[Dataset records]
>>>>

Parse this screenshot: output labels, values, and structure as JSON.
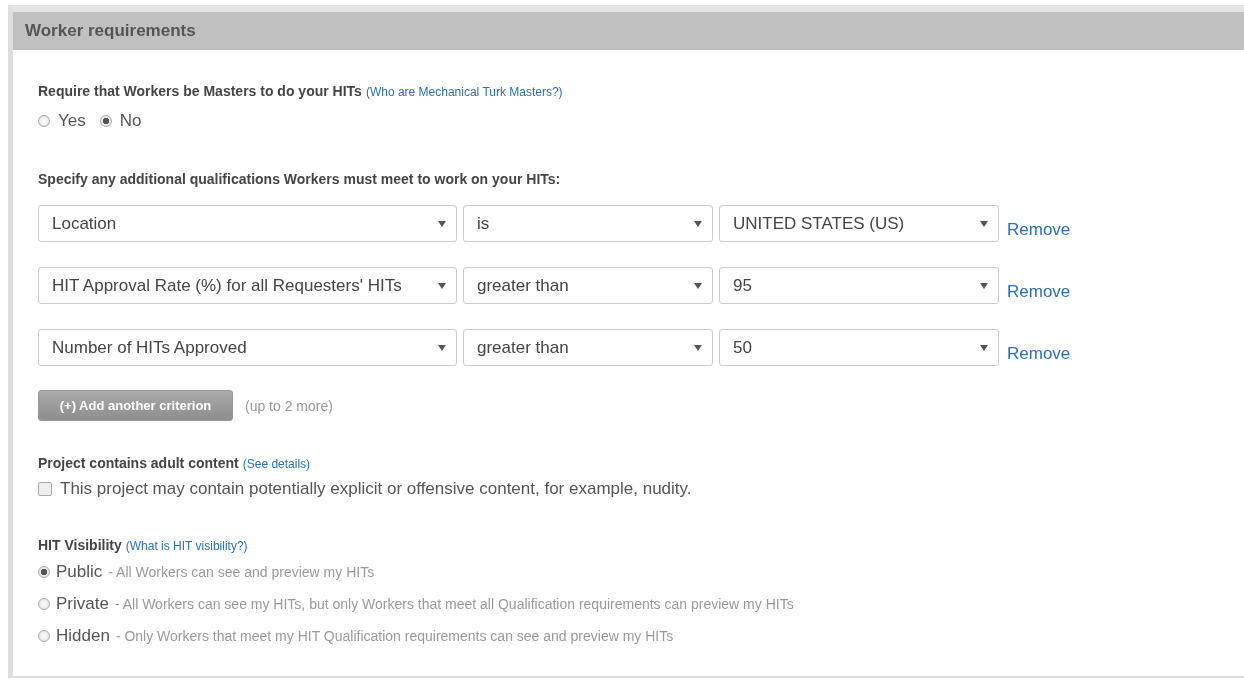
{
  "section": {
    "title": "Worker requirements"
  },
  "masters": {
    "label": "Require that Workers be Masters to do your HITs",
    "link": "(Who are Mechanical Turk Masters?)",
    "options": [
      {
        "label": "Yes",
        "selected": false
      },
      {
        "label": "No",
        "selected": true
      }
    ]
  },
  "qualifications": {
    "label": "Specify any additional qualifications Workers must meet to work on your HITs:",
    "rows": [
      {
        "qualification": "Location",
        "comparator": "is",
        "value": "UNITED STATES (US)",
        "remove": "Remove"
      },
      {
        "qualification": "HIT Approval Rate (%) for all Requesters' HITs",
        "comparator": "greater than",
        "value": "95",
        "remove": "Remove"
      },
      {
        "qualification": "Number of HITs Approved",
        "comparator": "greater than",
        "value": "50",
        "remove": "Remove"
      }
    ],
    "add_button": "(+) Add another criterion",
    "add_hint": "(up to 2 more)"
  },
  "adult": {
    "label": "Project contains adult content",
    "link": "(See details)",
    "checkbox": {
      "label": "This project may contain potentially explicit or offensive content, for example, nudity.",
      "checked": false
    }
  },
  "visibility": {
    "label": "HIT Visibility",
    "link": "(What is HIT visibility?)",
    "options": [
      {
        "label": "Public",
        "description": "- All Workers can see and preview my HITs",
        "selected": true
      },
      {
        "label": "Private",
        "description": "- All Workers can see my HITs, but only Workers that meet all Qualification requirements can preview my HITs",
        "selected": false
      },
      {
        "label": "Hidden",
        "description": "- Only Workers that meet my HIT Qualification requirements can see and preview my HITs",
        "selected": false
      }
    ]
  }
}
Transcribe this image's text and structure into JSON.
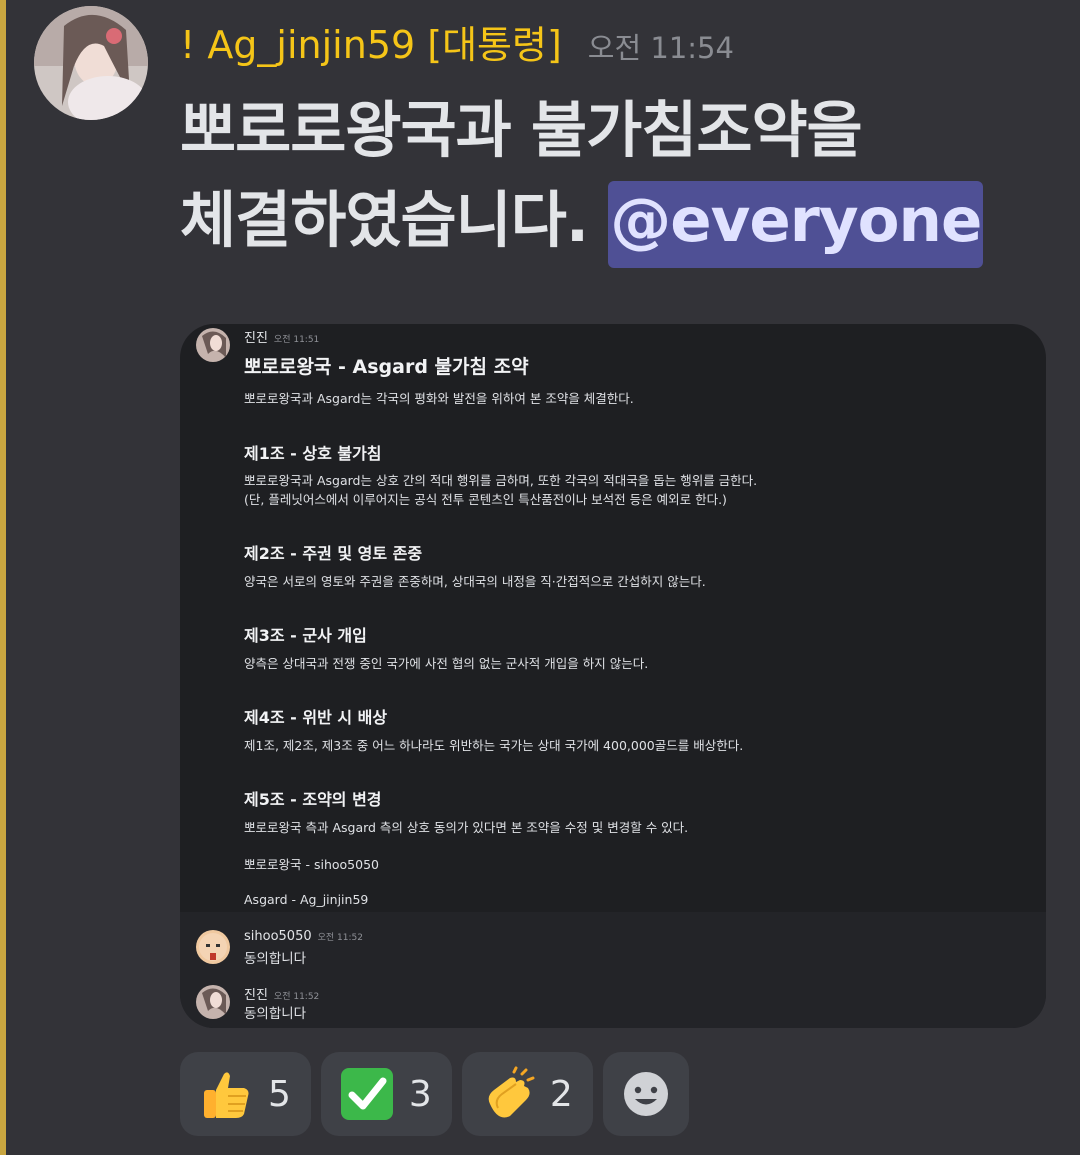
{
  "author": {
    "name": "! Ag_jinjin59 [대통령]",
    "time": "오전 11:54"
  },
  "message": {
    "line1": "뽀로로왕국과 불가침조약을",
    "line2": "체결하였습니다.",
    "mention": "@everyone"
  },
  "embed": {
    "author": "진진",
    "time": "오전 11:51",
    "title": "뽀로로왕국 - Asgard 불가침 조약",
    "intro": "뽀로로왕국과 Asgard는 각국의 평화와 발전을 위하여 본 조약을 체결한다.",
    "articles": [
      {
        "title": "제1조 - 상호 불가침",
        "lines": [
          "뽀로로왕국과 Asgard는 상호 간의 적대 행위를 금하며, 또한 각국의 적대국을 돕는 행위를 금한다.",
          "(단, 플레닛어스에서 이루어지는 공식 전투 콘텐츠인 특산품전이나 보석전 등은 예외로 한다.)"
        ]
      },
      {
        "title": "제2조 - 주권 및 영토 존중",
        "lines": [
          "양국은 서로의 영토와 주권을 존중하며, 상대국의 내정을 직·간접적으로 간섭하지 않는다."
        ]
      },
      {
        "title": "제3조 - 군사 개입",
        "lines": [
          "양측은 상대국과 전쟁 중인 국가에 사전 협의 없는 군사적 개입을 하지 않는다."
        ]
      },
      {
        "title": "제4조 - 위반 시 배상",
        "lines": [
          "제1조, 제2조, 제3조 중 어느 하나라도 위반하는 국가는 상대 국가에 400,000골드를 배상한다."
        ]
      },
      {
        "title": "제5조 - 조약의 변경",
        "lines": [
          "뽀로로왕국 측과 Asgard 측의 상호 동의가 있다면 본 조약을 수정 및 변경할 수 있다."
        ]
      }
    ],
    "sign1": "뽀로로왕국 - sihoo5050",
    "sign2": "Asgard - Ag_jinjin59"
  },
  "replies": [
    {
      "author": "sihoo5050",
      "time": "오전 11:52",
      "text": "동의합니다"
    },
    {
      "author": "진진",
      "time": "오전 11:52",
      "text": "동의합니다"
    }
  ],
  "reactions": [
    {
      "emoji": "thumbs-up-icon",
      "count": "5"
    },
    {
      "emoji": "check-mark-icon",
      "count": "3"
    },
    {
      "emoji": "clapping-hands-icon",
      "count": "2"
    }
  ],
  "colors": {
    "username": "#f5c518",
    "mention_bg": "#4f5095",
    "accent_bar": "#c9a640"
  }
}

<<<<

SHORT PROBLEM: Repeat the listing in full and exactly. Do not include any images.

CORRECT RESPONSE:
Parse this screenshot: output labels, values, and structure as JSON.
{
  "section": {
    "title": "Worker requirements"
  },
  "masters": {
    "label": "Require that Workers be Masters to do your HITs",
    "link": "(Who are Mechanical Turk Masters?)",
    "options": [
      {
        "label": "Yes",
        "selected": false
      },
      {
        "label": "No",
        "selected": true
      }
    ]
  },
  "qualifications": {
    "label": "Specify any additional qualifications Workers must meet to work on your HITs:",
    "rows": [
      {
        "qualification": "Location",
        "comparator": "is",
        "value": "UNITED STATES (US)",
        "remove": "Remove"
      },
      {
        "qualification": "HIT Approval Rate (%) for all Requesters' HITs",
        "comparator": "greater than",
        "value": "95",
        "remove": "Remove"
      },
      {
        "qualification": "Number of HITs Approved",
        "comparator": "greater than",
        "value": "50",
        "remove": "Remove"
      }
    ],
    "add_button": "(+) Add another criterion",
    "add_hint": "(up to 2 more)"
  },
  "adult": {
    "label": "Project contains adult content",
    "link": "(See details)",
    "checkbox": {
      "label": "This project may contain potentially explicit or offensive content, for example, nudity.",
      "checked": false
    }
  },
  "visibility": {
    "label": "HIT Visibility",
    "link": "(What is HIT visibility?)",
    "options": [
      {
        "label": "Public",
        "description": "- All Workers can see and preview my HITs",
        "selected": true
      },
      {
        "label": "Private",
        "description": "- All Workers can see my HITs, but only Workers that meet all Qualification requirements can preview my HITs",
        "selected": false
      },
      {
        "label": "Hidden",
        "description": "- Only Workers that meet my HIT Qualification requirements can see and preview my HITs",
        "selected": false
      }
    ]
  }
}
Transcribe this image's text and structure into JSON.
{
  "author": {
    "name": "! Ag_jinjin59 [대통령]",
    "time": "오전 11:54"
  },
  "message": {
    "line1": "뽀로로왕국과 불가침조약을",
    "line2": "체결하였습니다.",
    "mention": "@everyone"
  },
  "embed": {
    "author": "진진",
    "time": "오전 11:51",
    "title": "뽀로로왕국 - Asgard 불가침 조약",
    "intro": "뽀로로왕국과 Asgard는 각국의 평화와 발전을 위하여 본 조약을 체결한다.",
    "articles": [
      {
        "title": "제1조 - 상호 불가침",
        "lines": [
          "뽀로로왕국과 Asgard는 상호 간의 적대 행위를 금하며, 또한 각국의 적대국을 돕는 행위를 금한다.",
          "(단, 플레닛어스에서 이루어지는 공식 전투 콘텐츠인 특산품전이나 보석전 등은 예외로 한다.)"
        ]
      },
      {
        "title": "제2조 - 주권 및 영토 존중",
        "lines": [
          "양국은 서로의 영토와 주권을 존중하며, 상대국의 내정을 직·간접적으로 간섭하지 않는다."
        ]
      },
      {
        "title": "제3조 - 군사 개입",
        "lines": [
          "양측은 상대국과 전쟁 중인 국가에 사전 협의 없는 군사적 개입을 하지 않는다."
        ]
      },
      {
        "title": "제4조 - 위반 시 배상",
        "lines": [
          "제1조, 제2조, 제3조 중 어느 하나라도 위반하는 국가는 상대 국가에 400,000골드를 배상한다."
        ]
      },
      {
        "title": "제5조 - 조약의 변경",
        "lines": [
          "뽀로로왕국 측과 Asgard 측의 상호 동의가 있다면 본 조약을 수정 및 변경할 수 있다."
        ]
      }
    ],
    "sign1": "뽀로로왕국 - sihoo5050",
    "sign2": "Asgard - Ag_jinjin59"
  },
  "replies": [
    {
      "author": "sihoo5050",
      "time": "오전 11:52",
      "text": "동의합니다"
    },
    {
      "author": "진진",
      "time": "오전 11:52",
      "text": "동의합니다"
    }
  ],
  "reactions": [
    {
      "emoji": "thumbs-up-icon",
      "count": "5"
    },
    {
      "emoji": "check-mark-icon",
      "count": "3"
    },
    {
      "emoji": "clapping-hands-icon",
      "count": "2"
    }
  ],
  "colors": {
    "username": "#f5c518",
    "mention_bg": "#4f5095",
    "accent_bar": "#c9a640"
  }
}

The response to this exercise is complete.